--- START OF Data rows ---

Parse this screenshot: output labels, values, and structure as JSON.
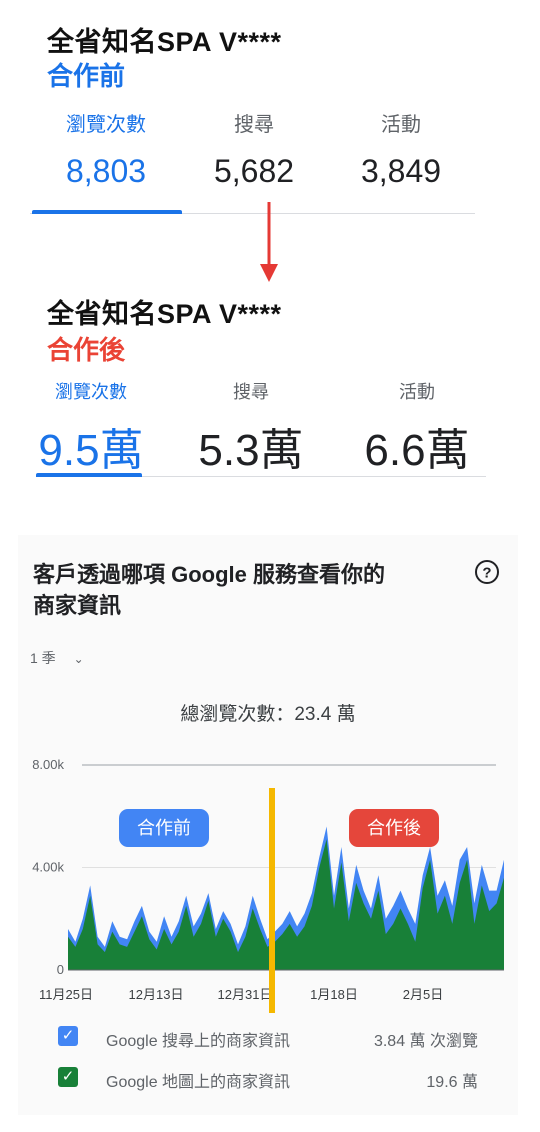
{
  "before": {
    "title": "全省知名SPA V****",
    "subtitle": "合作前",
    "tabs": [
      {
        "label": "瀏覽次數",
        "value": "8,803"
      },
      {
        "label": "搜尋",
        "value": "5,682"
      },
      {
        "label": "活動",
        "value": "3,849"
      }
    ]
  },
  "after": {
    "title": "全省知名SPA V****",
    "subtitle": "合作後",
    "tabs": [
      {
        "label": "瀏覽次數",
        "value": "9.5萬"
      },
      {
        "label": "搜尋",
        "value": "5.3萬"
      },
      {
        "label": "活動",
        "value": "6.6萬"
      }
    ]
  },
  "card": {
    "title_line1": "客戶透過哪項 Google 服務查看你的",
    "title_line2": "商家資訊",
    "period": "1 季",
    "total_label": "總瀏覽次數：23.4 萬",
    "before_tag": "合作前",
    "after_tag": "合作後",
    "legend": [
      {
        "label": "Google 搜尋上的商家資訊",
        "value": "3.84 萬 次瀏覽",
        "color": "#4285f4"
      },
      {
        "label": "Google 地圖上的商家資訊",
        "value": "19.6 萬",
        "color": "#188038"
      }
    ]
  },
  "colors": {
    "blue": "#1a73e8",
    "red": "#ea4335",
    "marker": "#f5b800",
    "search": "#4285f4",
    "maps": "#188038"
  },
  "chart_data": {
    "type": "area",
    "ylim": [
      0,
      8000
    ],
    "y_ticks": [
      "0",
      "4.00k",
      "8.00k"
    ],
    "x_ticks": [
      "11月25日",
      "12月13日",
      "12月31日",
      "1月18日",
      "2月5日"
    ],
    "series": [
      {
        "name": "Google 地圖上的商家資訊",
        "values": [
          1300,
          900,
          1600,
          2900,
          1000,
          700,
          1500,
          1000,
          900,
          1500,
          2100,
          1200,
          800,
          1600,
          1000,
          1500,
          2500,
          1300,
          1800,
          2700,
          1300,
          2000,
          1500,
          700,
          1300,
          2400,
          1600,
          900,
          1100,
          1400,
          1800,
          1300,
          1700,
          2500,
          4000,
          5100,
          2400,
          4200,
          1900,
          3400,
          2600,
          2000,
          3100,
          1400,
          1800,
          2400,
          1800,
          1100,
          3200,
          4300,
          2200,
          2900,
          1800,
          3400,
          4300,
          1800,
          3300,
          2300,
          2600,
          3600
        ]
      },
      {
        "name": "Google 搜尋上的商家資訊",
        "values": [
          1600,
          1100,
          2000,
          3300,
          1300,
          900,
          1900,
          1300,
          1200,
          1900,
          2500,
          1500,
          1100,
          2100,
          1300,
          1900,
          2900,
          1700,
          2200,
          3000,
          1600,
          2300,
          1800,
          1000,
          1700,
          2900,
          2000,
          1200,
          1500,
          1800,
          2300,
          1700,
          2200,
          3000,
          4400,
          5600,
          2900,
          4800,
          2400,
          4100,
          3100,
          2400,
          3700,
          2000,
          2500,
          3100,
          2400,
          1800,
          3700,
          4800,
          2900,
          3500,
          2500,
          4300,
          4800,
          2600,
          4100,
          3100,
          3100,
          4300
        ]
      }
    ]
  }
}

--- END OF Data rows ---
--- START OF Data rows ---

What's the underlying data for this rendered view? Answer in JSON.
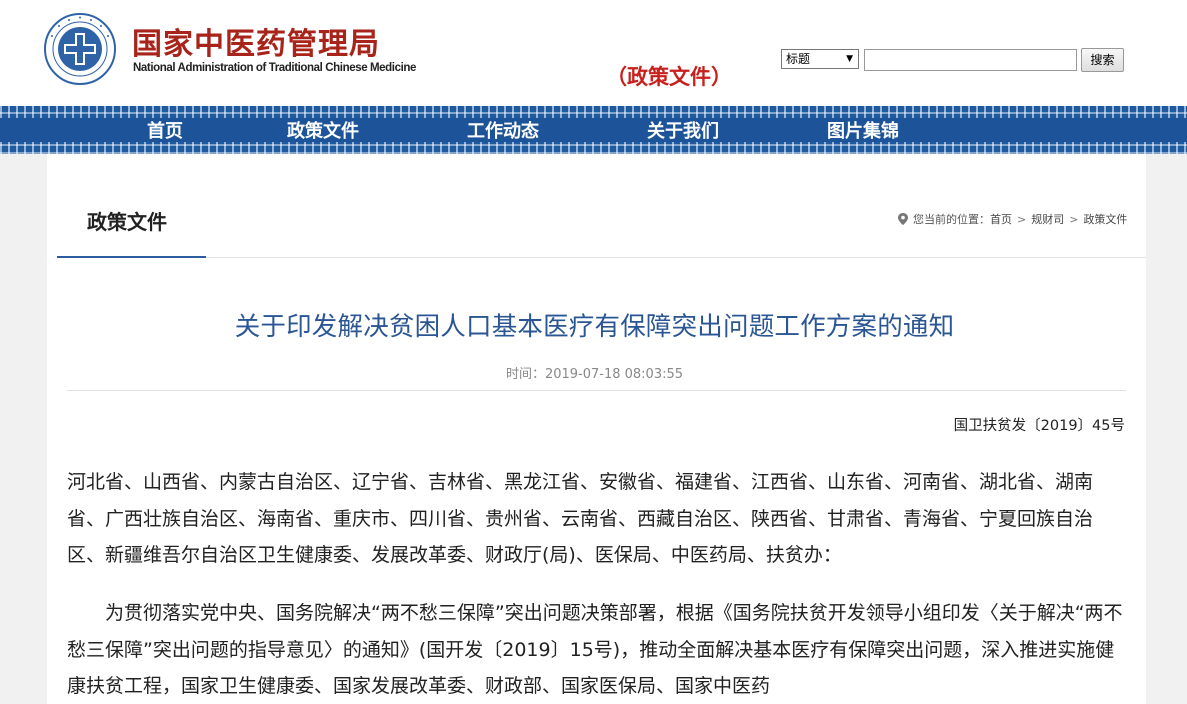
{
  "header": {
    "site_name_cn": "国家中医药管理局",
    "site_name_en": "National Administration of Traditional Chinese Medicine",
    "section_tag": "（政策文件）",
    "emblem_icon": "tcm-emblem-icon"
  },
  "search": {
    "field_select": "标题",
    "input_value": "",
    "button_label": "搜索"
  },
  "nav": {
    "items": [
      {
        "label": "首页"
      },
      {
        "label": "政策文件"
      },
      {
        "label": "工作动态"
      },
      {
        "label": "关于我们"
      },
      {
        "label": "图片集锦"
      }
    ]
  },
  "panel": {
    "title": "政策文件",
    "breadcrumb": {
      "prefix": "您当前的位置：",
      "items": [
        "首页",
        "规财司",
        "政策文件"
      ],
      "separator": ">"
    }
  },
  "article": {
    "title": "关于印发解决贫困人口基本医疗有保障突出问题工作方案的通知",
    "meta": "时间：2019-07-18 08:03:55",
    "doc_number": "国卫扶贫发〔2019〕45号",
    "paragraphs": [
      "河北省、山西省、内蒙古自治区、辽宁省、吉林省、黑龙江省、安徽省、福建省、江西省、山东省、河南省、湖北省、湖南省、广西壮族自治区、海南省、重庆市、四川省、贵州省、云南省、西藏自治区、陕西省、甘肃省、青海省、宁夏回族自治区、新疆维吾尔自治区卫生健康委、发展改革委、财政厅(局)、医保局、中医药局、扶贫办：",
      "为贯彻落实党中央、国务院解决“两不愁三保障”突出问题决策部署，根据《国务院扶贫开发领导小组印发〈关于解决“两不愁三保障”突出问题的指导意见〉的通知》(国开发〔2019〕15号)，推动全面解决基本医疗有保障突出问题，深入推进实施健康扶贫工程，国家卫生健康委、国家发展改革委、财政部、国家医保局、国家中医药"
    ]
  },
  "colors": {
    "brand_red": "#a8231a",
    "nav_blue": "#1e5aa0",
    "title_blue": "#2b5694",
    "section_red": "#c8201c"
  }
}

--- END OF Data rows ---
--- START OF Data rows ---

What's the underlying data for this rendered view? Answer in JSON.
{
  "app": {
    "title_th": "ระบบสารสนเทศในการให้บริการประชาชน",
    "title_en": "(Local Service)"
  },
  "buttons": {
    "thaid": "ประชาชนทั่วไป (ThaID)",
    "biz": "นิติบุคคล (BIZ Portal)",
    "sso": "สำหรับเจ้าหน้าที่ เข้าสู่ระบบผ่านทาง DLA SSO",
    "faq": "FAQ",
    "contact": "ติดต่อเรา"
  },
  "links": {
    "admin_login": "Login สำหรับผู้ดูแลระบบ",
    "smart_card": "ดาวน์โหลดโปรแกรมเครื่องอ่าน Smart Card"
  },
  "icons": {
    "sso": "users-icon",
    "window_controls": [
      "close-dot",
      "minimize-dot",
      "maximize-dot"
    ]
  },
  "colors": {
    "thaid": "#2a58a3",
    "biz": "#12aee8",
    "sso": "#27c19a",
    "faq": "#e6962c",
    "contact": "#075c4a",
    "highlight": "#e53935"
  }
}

--- END OF Data rows ---

§ What is needed: Go through the records and pull out each line that includes the word "政策文件".

§ Output for this exercise:
    "section_tag": "（政策文件）",
        "label": "政策文件"
    "title": "政策文件",
        "政策文件"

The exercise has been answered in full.